Print the data exactly, leaving nothing out.

**Extracted records:**
.....
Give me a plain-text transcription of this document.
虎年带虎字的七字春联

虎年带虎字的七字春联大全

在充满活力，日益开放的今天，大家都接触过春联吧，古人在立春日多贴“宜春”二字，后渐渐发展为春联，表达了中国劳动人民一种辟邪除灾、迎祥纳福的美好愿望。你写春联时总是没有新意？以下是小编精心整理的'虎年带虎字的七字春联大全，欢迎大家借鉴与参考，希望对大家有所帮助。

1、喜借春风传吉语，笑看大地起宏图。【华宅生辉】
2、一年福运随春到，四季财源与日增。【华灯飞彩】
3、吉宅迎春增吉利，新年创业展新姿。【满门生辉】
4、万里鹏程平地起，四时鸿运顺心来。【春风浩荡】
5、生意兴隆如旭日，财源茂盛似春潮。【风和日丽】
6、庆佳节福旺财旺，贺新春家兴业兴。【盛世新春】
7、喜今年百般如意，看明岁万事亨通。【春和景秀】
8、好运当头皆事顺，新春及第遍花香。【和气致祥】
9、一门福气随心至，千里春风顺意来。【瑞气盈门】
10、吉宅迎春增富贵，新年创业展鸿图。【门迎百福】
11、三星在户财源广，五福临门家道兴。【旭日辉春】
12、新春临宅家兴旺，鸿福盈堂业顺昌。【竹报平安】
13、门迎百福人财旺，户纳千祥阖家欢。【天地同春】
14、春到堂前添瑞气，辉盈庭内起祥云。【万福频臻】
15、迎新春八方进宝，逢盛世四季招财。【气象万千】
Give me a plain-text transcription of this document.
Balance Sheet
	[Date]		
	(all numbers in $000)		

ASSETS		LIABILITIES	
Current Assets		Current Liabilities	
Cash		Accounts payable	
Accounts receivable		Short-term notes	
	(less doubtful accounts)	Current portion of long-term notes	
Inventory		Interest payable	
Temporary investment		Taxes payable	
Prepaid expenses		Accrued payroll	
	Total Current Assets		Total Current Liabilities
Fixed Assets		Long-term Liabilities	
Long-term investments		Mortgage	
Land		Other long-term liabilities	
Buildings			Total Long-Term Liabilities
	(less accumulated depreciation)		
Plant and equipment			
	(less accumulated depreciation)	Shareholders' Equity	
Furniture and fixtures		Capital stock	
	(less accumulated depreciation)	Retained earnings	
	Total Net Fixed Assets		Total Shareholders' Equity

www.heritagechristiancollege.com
.....
**Result of the task:**
Give me a plain-text transcription of this document.
虎年带虎字的七字春联

虎年带虎字的七字春联大全

在充满活力，日益开放的今天，大家都接触过春联吧，古人在立春日多贴“宜春”二字，后渐渐发展为春联，表达了中国劳动人民一种辟邪除灾、迎祥纳福的美好愿望。你写春联时总是没有新意？以下是小编精心整理的'虎年带虎字的七字春联大全，欢迎大家借鉴与参考，希望对大家有所帮助。

1、喜借春风传吉语，笑看大地起宏图。【华宅生辉】
2、一年福运随春到，四季财源与日增。【华灯飞彩】
3、吉宅迎春增吉利，新年创业展新姿。【满门生辉】
4、万里鹏程平地起，四时鸿运顺心来。【春风浩荡】
5、生意兴隆如旭日，财源茂盛似春潮。【风和日丽】
6、庆佳节福旺财旺，贺新春家兴业兴。【盛世新春】
7、喜今年百般如意，看明岁万事亨通。【春和景秀】
8、好运当头皆事顺，新春及第遍花香。【和气致祥】
9、一门福气随心至，千里春风顺意来。【瑞气盈门】
10、吉宅迎春增富贵，新年创业展鸿图。【门迎百福】
11、三星在户财源广，五福临门家道兴。【旭日辉春】
12、新春临宅家兴旺，鸿福盈堂业顺昌。【竹报平安】
13、门迎百福人财旺，户纳千祥阖家欢。【天地同春】
14、春到堂前添瑞气，辉盈庭内起祥云。【万福频臻】
15、迎新春八方进宝，逢盛世四季招财。【气象万千】
Give me a plain-text transcription of this document.
Balance Sheet
	[Date]		
	(all numbers in $000)		

ASSETS		LIABILITIES	
Current Assets		Current Liabilities	
Cash		Accounts payable	
Accounts receivable		Short-term notes	
	(less doubtful accounts)	Current portion of long-term notes	
Inventory		Interest payable	
Temporary investment		Taxes payable	
Prepaid expenses		Accrued payroll	
	Total Current Assets		Total Current Liabilities
Fixed Assets		Long-term Liabilities	
Long-term investments		Mortgage	
Land		Other long-term liabilities	
Buildings			Total Long-Term Liabilities
	(less accumulated depreciation)		
Plant and equipment			
	(less accumulated depreciation)	Shareholders' Equity	
Furniture and fixtures		Capital stock	
	(less accumulated depreciation)	Retained earnings	
	Total Net Fixed Assets		Total Shareholders' Equity

www.heritagechristiancollege.com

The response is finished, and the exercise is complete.